Tally the lines that include "conjonction". Output the number only.

* Begin *

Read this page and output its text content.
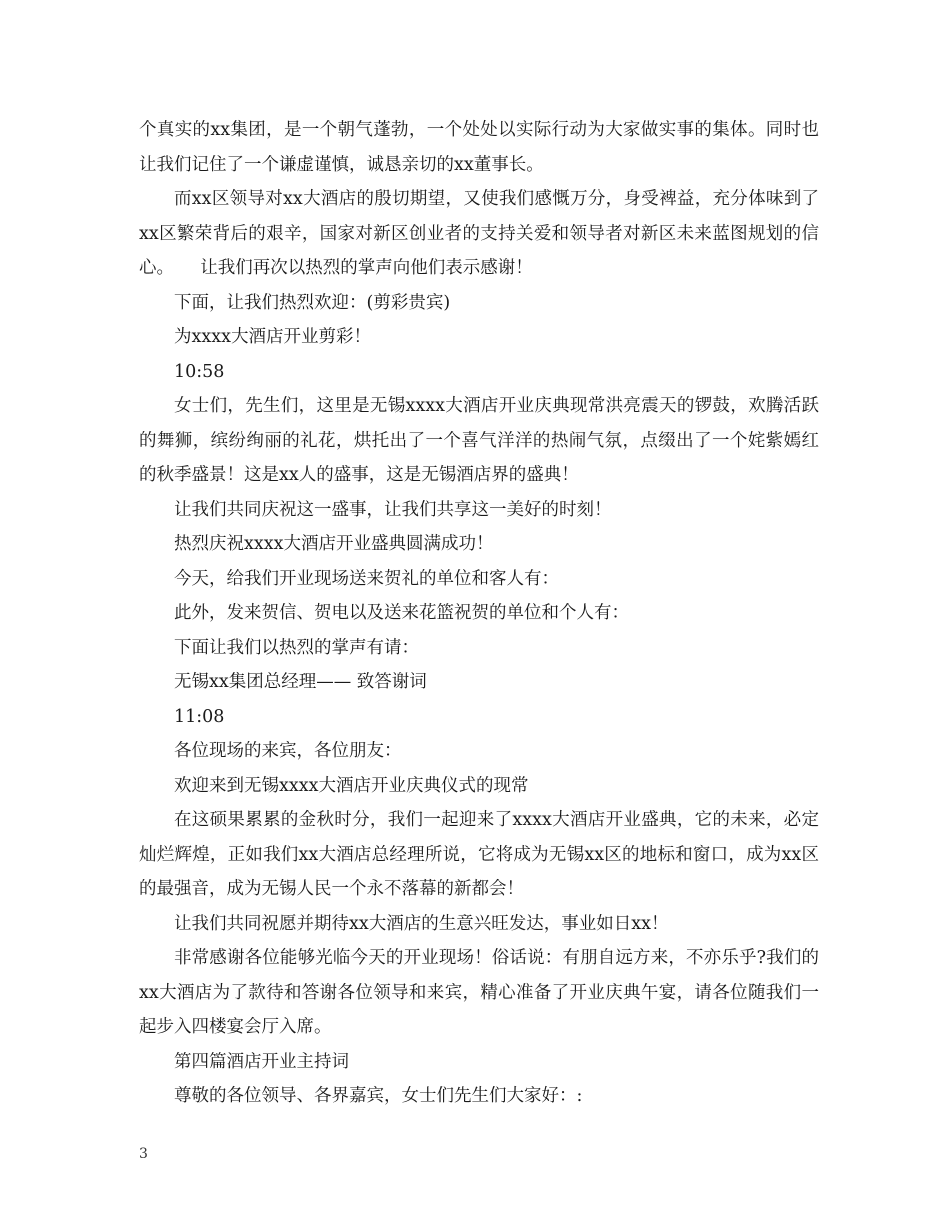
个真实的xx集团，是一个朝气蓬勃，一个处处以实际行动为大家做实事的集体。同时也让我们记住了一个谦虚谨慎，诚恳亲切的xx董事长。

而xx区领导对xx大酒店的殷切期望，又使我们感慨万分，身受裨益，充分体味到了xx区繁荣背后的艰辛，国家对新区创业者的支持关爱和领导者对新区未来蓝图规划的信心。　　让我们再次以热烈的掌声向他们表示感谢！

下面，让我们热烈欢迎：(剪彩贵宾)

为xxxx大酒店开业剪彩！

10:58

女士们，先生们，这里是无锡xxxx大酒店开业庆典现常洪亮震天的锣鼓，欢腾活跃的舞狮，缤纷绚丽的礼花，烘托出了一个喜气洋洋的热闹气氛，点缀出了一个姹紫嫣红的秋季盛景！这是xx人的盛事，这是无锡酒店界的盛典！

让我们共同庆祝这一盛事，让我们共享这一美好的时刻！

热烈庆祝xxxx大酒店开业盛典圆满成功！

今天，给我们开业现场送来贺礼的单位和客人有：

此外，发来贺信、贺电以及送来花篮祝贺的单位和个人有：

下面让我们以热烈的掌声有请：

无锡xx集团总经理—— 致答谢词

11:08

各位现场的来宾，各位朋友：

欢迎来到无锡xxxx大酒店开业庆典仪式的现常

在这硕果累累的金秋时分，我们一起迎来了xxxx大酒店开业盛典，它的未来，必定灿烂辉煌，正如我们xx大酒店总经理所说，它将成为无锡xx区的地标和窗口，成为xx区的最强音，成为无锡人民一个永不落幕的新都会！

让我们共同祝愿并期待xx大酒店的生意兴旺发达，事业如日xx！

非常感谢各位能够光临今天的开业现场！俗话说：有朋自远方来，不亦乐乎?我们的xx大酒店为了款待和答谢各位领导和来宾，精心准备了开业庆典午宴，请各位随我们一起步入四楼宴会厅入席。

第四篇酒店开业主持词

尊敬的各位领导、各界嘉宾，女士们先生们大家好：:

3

* End *
* Begin *

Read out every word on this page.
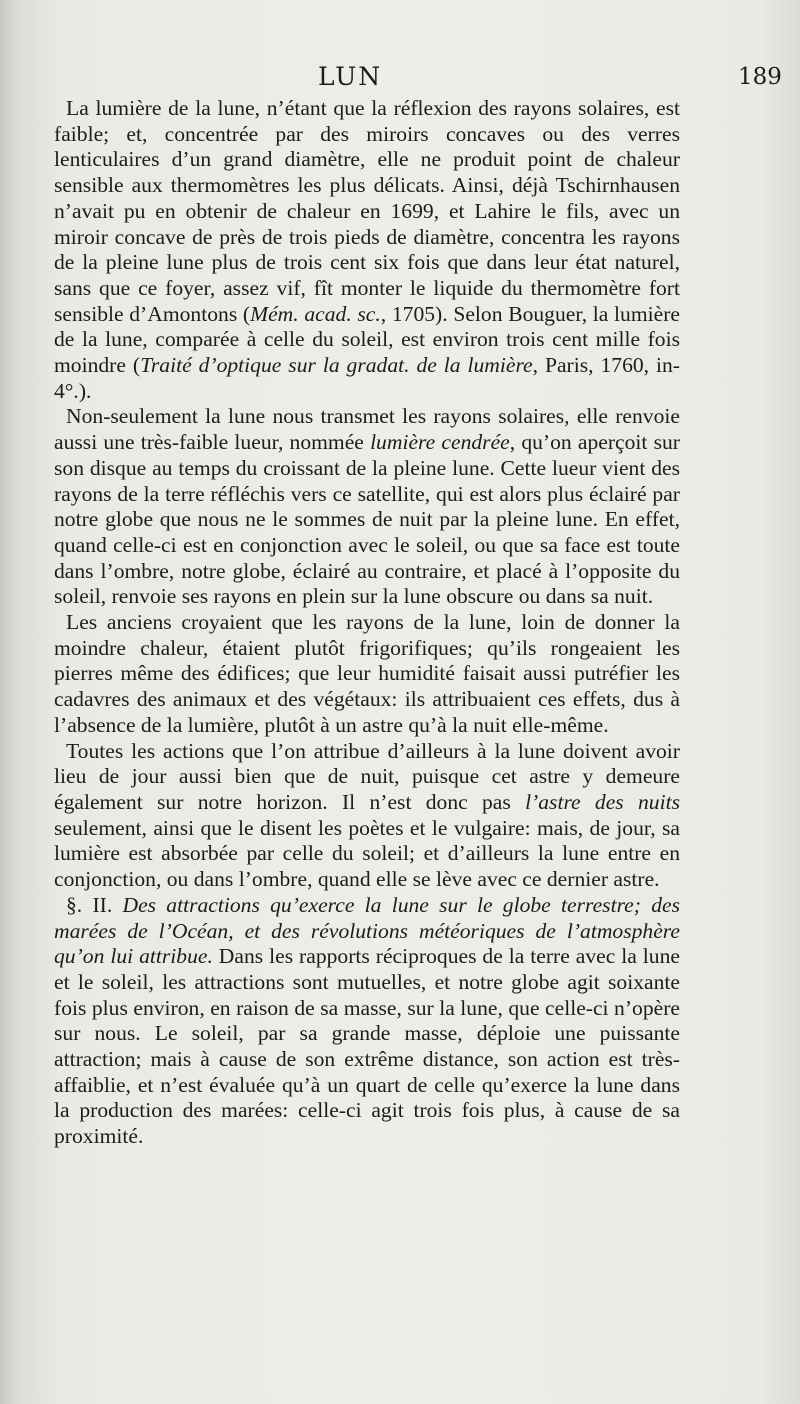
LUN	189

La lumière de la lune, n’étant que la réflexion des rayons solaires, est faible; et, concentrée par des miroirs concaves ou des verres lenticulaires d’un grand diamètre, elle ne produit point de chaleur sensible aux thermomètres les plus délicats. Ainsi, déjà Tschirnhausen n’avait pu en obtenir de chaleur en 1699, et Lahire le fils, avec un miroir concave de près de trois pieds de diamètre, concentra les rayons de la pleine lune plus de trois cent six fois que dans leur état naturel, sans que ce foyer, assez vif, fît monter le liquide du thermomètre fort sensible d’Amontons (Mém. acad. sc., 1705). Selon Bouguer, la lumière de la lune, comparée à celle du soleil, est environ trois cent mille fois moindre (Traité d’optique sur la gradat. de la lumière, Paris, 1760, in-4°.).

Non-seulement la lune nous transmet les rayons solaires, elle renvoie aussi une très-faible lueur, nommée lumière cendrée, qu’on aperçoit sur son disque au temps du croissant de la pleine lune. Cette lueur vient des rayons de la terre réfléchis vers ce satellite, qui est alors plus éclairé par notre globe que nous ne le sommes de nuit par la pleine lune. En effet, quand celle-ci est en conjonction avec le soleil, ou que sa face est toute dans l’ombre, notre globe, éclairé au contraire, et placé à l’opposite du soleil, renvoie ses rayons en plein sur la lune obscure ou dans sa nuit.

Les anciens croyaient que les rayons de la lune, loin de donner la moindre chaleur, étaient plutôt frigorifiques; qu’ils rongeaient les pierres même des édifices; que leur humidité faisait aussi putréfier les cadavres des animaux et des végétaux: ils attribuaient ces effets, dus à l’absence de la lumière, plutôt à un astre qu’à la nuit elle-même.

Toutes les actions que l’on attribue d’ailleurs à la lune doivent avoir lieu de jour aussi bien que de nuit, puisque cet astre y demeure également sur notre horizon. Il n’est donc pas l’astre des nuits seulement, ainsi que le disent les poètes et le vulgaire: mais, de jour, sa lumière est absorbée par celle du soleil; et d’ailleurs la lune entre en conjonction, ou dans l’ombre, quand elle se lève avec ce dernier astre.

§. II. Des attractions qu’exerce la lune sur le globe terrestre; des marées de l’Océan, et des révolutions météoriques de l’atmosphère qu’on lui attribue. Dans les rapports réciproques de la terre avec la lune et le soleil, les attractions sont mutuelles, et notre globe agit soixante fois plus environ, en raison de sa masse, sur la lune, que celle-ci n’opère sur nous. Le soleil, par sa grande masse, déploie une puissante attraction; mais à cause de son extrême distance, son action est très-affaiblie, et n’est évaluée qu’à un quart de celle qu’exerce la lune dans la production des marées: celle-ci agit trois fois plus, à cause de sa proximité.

* End *

THE REPLY: 2